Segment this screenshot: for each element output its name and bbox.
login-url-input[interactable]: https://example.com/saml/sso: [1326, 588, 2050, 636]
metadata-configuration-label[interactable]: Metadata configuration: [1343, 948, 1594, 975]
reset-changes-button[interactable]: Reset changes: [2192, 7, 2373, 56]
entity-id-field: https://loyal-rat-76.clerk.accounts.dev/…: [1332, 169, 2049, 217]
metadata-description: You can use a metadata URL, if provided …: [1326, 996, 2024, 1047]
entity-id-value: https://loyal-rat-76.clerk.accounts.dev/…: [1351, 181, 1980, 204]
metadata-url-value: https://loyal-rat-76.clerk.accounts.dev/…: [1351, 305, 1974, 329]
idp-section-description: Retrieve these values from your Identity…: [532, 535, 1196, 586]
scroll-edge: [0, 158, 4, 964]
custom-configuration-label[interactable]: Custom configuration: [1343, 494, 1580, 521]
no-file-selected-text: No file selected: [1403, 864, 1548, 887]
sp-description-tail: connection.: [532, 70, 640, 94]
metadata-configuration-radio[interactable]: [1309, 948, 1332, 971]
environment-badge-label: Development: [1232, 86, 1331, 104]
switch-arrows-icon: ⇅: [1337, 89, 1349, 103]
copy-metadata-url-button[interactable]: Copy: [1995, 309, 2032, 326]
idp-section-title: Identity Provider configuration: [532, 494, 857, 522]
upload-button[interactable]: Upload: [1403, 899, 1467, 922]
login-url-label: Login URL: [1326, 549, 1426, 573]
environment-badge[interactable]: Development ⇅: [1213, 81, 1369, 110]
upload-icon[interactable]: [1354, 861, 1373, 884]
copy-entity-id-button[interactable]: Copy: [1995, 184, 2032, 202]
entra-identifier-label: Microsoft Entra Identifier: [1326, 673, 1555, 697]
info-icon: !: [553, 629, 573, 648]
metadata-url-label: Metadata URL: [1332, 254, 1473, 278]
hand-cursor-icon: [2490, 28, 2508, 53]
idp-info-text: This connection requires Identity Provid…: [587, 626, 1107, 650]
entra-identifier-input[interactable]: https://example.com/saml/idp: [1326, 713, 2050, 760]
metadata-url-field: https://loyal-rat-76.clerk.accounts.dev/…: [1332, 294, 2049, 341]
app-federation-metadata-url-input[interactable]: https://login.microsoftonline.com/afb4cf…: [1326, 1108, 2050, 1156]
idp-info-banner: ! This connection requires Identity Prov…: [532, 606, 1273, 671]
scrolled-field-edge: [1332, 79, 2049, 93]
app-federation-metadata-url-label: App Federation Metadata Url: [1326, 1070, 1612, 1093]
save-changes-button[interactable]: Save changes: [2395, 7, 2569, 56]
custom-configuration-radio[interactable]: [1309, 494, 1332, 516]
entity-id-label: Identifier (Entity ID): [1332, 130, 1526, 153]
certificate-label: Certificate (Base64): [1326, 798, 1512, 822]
§ §
* PROBLEM TO SOLVE
Set down, character for character, the stretch of the records above from their beginning through the line containing "metadata-description: You can", and nothing else.

* TASK ANSWER
Segment this screenshot: for each element output its name and bbox.
login-url-input[interactable]: https://example.com/saml/sso: [1326, 588, 2050, 636]
metadata-configuration-label[interactable]: Metadata configuration: [1343, 948, 1594, 975]
reset-changes-button[interactable]: Reset changes: [2192, 7, 2373, 56]
entity-id-field: https://loyal-rat-76.clerk.accounts.dev/…: [1332, 169, 2049, 217]
metadata-description: You can use a metadata URL, if provided …: [1326, 996, 2024, 1047]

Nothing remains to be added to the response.